* [Aim]
Using the listing below, report all lines holding the word "color".

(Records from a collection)
>> Start
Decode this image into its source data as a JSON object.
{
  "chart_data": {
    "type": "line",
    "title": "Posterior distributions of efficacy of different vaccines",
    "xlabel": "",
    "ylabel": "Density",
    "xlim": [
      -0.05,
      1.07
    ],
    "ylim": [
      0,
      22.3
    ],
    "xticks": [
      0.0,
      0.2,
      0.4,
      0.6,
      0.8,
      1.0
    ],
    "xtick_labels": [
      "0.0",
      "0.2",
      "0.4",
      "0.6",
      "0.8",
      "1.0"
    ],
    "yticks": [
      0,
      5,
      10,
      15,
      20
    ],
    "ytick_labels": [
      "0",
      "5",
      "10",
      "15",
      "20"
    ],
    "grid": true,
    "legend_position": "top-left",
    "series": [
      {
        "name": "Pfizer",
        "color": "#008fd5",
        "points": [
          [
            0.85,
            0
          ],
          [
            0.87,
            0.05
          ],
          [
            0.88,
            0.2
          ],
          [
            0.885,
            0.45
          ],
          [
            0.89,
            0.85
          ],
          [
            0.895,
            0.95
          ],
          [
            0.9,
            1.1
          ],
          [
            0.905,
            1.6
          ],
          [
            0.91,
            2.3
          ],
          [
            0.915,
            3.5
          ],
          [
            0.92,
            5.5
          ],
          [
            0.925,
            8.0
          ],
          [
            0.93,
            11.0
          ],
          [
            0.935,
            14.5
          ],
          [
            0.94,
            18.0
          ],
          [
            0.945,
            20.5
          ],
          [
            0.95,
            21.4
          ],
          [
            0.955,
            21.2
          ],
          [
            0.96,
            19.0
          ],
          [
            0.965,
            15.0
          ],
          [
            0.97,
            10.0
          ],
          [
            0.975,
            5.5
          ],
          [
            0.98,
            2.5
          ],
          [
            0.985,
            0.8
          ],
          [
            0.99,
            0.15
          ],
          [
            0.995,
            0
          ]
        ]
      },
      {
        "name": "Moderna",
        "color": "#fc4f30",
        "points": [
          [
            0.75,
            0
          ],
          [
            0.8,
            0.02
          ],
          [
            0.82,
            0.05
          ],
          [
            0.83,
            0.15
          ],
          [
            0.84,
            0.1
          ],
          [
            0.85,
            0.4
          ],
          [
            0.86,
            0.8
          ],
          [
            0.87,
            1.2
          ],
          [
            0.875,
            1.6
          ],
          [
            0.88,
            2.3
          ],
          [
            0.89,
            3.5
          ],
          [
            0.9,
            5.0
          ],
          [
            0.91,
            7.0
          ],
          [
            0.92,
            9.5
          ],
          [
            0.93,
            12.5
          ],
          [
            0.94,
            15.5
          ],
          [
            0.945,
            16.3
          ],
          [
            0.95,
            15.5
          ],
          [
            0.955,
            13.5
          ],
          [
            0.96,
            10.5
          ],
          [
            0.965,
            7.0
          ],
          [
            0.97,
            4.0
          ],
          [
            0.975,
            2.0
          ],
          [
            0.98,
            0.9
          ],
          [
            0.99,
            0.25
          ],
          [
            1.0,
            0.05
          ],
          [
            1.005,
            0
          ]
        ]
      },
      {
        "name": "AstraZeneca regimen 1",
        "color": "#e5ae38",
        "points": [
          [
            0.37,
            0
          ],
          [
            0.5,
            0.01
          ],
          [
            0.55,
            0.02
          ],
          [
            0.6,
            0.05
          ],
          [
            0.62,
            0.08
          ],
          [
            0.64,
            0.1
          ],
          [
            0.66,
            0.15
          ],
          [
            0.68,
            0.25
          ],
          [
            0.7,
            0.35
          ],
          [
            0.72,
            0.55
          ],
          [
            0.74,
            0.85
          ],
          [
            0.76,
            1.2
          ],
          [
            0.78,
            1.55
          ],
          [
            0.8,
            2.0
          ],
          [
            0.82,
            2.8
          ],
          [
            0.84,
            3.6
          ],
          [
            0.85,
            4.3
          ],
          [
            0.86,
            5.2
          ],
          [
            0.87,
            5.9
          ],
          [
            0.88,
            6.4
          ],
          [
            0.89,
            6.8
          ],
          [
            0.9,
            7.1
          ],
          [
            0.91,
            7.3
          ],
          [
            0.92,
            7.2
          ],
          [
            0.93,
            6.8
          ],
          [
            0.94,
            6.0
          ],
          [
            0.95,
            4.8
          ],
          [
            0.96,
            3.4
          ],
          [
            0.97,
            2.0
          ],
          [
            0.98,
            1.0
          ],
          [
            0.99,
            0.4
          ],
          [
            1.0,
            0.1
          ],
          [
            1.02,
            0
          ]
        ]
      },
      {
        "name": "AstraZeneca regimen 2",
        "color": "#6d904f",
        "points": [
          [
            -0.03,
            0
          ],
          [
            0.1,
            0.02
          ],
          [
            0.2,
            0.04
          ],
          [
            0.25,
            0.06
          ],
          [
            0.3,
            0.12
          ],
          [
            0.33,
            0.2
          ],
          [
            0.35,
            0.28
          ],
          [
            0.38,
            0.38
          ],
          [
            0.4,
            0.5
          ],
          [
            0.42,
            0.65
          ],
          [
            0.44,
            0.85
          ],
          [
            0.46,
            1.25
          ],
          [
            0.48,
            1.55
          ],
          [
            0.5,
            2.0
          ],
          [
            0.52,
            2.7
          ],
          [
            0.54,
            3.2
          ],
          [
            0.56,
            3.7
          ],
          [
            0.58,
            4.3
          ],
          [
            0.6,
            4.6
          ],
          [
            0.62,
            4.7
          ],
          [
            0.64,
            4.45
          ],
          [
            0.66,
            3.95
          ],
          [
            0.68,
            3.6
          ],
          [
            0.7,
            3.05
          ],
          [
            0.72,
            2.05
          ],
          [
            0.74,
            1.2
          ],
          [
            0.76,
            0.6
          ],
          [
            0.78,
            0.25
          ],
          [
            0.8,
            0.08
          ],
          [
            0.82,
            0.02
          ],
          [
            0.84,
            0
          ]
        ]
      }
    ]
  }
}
>> End
* [Answer to the exercise]
        "color": "#008fd5",
        "color": "#fc4f30",
        "color": "#e5ae38",
        "color": "#6d904f",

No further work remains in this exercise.